__Task description__: Read the data and repeat all of it exactly.

__Given data__:
^^^^

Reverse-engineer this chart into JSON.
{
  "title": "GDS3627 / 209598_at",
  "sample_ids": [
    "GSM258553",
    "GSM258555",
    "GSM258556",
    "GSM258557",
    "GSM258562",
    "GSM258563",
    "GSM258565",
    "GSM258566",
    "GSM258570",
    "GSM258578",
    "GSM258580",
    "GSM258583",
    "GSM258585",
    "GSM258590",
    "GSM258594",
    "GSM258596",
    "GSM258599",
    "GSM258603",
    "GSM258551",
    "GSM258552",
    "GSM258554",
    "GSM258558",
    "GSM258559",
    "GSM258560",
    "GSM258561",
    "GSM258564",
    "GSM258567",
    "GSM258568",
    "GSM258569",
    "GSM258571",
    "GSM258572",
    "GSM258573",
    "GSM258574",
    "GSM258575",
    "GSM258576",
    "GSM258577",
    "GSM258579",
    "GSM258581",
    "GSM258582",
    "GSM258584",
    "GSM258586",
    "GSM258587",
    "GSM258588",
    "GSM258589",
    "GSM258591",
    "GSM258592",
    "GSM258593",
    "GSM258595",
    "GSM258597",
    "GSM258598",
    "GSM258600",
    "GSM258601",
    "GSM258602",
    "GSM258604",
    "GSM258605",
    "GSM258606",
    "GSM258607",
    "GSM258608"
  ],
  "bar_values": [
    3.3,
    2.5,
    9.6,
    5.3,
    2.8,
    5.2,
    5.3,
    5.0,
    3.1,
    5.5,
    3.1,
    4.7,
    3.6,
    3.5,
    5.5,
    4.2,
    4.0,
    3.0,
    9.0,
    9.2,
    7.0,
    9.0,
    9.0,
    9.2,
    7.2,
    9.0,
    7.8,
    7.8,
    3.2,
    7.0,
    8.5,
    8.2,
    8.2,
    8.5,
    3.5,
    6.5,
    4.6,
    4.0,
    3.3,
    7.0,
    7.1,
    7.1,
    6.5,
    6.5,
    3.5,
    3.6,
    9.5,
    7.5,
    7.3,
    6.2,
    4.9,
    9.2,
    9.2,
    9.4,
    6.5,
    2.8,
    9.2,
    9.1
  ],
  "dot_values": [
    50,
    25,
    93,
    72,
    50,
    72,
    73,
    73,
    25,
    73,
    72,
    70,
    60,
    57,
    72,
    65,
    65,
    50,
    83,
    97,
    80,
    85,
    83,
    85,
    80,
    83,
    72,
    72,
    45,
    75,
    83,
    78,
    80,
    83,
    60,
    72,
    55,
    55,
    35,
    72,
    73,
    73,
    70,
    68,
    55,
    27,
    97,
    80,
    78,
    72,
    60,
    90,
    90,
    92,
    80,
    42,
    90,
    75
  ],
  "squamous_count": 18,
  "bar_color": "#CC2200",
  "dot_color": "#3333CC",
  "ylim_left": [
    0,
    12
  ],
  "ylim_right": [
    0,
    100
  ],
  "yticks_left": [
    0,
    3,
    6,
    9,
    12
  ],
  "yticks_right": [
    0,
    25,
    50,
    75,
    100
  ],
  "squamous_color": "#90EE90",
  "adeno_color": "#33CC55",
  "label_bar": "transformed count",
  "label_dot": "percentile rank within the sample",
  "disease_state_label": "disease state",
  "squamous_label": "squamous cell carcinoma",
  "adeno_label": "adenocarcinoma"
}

^^^^

__Solution__:
Reverse-engineer this chart into JSON.
{
  "title": "GDS3627 / 209598_at",
  "sample_ids": [
    "GSM258553",
    "GSM258555",
    "GSM258556",
    "GSM258557",
    "GSM258562",
    "GSM258563",
    "GSM258565",
    "GSM258566",
    "GSM258570",
    "GSM258578",
    "GSM258580",
    "GSM258583",
    "GSM258585",
    "GSM258590",
    "GSM258594",
    "GSM258596",
    "GSM258599",
    "GSM258603",
    "GSM258551",
    "GSM258552",
    "GSM258554",
    "GSM258558",
    "GSM258559",
    "GSM258560",
    "GSM258561",
    "GSM258564",
    "GSM258567",
    "GSM258568",
    "GSM258569",
    "GSM258571",
    "GSM258572",
    "GSM258573",
    "GSM258574",
    "GSM258575",
    "GSM258576",
    "GSM258577",
    "GSM258579",
    "GSM258581",
    "GSM258582",
    "GSM258584",
    "GSM258586",
    "GSM258587",
    "GSM258588",
    "GSM258589",
    "GSM258591",
    "GSM258592",
    "GSM258593",
    "GSM258595",
    "GSM258597",
    "GSM258598",
    "GSM258600",
    "GSM258601",
    "GSM258602",
    "GSM258604",
    "GSM258605",
    "GSM258606",
    "GSM258607",
    "GSM258608"
  ],
  "bar_values": [
    3.3,
    2.5,
    9.6,
    5.3,
    2.8,
    5.2,
    5.3,
    5.0,
    3.1,
    5.5,
    3.1,
    4.7,
    3.6,
    3.5,
    5.5,
    4.2,
    4.0,
    3.0,
    9.0,
    9.2,
    7.0,
    9.0,
    9.0,
    9.2,
    7.2,
    9.0,
    7.8,
    7.8,
    3.2,
    7.0,
    8.5,
    8.2,
    8.2,
    8.5,
    3.5,
    6.5,
    4.6,
    4.0,
    3.3,
    7.0,
    7.1,
    7.1,
    6.5,
    6.5,
    3.5,
    3.6,
    9.5,
    7.5,
    7.3,
    6.2,
    4.9,
    9.2,
    9.2,
    9.4,
    6.5,
    2.8,
    9.2,
    9.1
  ],
  "dot_values": [
    50,
    25,
    93,
    72,
    50,
    72,
    73,
    73,
    25,
    73,
    72,
    70,
    60,
    57,
    72,
    65,
    65,
    50,
    83,
    97,
    80,
    85,
    83,
    85,
    80,
    83,
    72,
    72,
    45,
    75,
    83,
    78,
    80,
    83,
    60,
    72,
    55,
    55,
    35,
    72,
    73,
    73,
    70,
    68,
    55,
    27,
    97,
    80,
    78,
    72,
    60,
    90,
    90,
    92,
    80,
    42,
    90,
    75
  ],
  "squamous_count": 18,
  "bar_color": "#CC2200",
  "dot_color": "#3333CC",
  "ylim_left": [
    0,
    12
  ],
  "ylim_right": [
    0,
    100
  ],
  "yticks_left": [
    0,
    3,
    6,
    9,
    12
  ],
  "yticks_right": [
    0,
    25,
    50,
    75,
    100
  ],
  "squamous_color": "#90EE90",
  "adeno_color": "#33CC55",
  "label_bar": "transformed count",
  "label_dot": "percentile rank within the sample",
  "disease_state_label": "disease state",
  "squamous_label": "squamous cell carcinoma",
  "adeno_label": "adenocarcinoma"
}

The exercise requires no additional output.